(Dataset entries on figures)
::::::::

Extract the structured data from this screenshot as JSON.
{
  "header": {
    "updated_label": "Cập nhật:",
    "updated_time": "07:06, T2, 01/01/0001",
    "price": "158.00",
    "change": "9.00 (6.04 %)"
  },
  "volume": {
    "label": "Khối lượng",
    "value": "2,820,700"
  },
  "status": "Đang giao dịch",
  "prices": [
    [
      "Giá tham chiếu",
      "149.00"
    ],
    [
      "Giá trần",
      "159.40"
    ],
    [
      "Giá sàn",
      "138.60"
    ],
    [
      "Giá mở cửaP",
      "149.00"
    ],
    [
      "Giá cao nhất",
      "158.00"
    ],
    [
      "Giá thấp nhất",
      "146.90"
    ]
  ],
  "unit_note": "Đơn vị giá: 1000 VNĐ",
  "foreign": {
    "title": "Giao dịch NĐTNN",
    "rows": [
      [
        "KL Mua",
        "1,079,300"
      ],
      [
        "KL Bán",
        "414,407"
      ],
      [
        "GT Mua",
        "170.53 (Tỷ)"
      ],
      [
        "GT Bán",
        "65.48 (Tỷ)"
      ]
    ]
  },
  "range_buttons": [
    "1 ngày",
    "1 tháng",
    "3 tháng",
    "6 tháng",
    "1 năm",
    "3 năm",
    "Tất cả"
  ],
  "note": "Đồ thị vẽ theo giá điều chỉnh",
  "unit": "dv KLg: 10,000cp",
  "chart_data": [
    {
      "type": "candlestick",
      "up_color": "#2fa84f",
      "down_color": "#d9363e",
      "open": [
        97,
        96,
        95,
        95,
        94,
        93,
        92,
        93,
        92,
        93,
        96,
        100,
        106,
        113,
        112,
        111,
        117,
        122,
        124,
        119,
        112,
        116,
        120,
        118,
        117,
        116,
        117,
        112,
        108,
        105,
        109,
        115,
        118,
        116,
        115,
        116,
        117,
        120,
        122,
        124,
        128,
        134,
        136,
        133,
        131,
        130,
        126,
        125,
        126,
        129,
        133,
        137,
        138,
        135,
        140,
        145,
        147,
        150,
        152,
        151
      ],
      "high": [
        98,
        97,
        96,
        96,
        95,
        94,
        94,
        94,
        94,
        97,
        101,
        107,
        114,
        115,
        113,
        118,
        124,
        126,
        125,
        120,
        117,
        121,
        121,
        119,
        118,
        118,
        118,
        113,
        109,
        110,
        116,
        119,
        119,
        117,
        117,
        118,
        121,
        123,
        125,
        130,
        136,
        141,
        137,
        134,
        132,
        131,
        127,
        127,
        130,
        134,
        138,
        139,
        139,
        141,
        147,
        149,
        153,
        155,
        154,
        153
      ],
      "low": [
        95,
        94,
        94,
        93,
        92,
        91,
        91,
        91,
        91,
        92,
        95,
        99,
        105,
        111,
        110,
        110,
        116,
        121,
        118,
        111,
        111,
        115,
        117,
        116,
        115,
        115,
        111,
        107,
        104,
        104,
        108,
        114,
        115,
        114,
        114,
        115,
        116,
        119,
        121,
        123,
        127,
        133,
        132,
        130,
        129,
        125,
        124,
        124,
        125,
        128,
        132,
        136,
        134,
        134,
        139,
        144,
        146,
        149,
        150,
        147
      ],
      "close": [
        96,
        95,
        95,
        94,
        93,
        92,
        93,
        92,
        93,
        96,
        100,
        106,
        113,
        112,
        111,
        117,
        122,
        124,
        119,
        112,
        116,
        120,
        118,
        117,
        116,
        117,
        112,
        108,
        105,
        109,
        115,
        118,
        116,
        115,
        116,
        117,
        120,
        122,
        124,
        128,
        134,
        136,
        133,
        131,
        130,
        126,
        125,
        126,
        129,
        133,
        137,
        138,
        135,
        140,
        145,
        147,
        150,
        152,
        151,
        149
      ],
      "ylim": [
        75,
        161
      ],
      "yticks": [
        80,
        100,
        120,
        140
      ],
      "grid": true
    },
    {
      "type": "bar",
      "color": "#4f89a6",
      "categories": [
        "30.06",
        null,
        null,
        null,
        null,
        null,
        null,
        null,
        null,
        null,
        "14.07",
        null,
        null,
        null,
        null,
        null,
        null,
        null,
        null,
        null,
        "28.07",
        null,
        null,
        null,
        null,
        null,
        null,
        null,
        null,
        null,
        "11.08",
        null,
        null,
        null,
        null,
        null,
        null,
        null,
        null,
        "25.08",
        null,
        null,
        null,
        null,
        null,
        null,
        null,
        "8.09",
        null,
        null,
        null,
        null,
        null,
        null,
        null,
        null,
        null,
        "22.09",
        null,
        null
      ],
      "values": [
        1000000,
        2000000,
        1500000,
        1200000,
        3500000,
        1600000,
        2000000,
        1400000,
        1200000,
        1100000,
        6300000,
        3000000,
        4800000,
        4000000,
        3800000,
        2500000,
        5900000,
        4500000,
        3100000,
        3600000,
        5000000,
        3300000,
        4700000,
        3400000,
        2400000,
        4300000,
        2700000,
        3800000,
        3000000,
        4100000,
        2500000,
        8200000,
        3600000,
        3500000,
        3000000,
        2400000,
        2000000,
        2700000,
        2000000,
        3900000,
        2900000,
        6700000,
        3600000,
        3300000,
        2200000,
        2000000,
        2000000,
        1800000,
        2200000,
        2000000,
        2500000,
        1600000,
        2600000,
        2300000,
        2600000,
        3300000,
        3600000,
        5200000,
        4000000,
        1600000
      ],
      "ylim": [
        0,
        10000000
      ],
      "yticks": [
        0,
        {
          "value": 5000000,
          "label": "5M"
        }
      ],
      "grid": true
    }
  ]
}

::::::::

§ EXERCISE OBJECTIVE
Read the entries and pick out all lines that include the word "dịch".

§ SOLUTION
  "status": "Đang giao dịch",
    "title": "Giao dịch NĐTNN",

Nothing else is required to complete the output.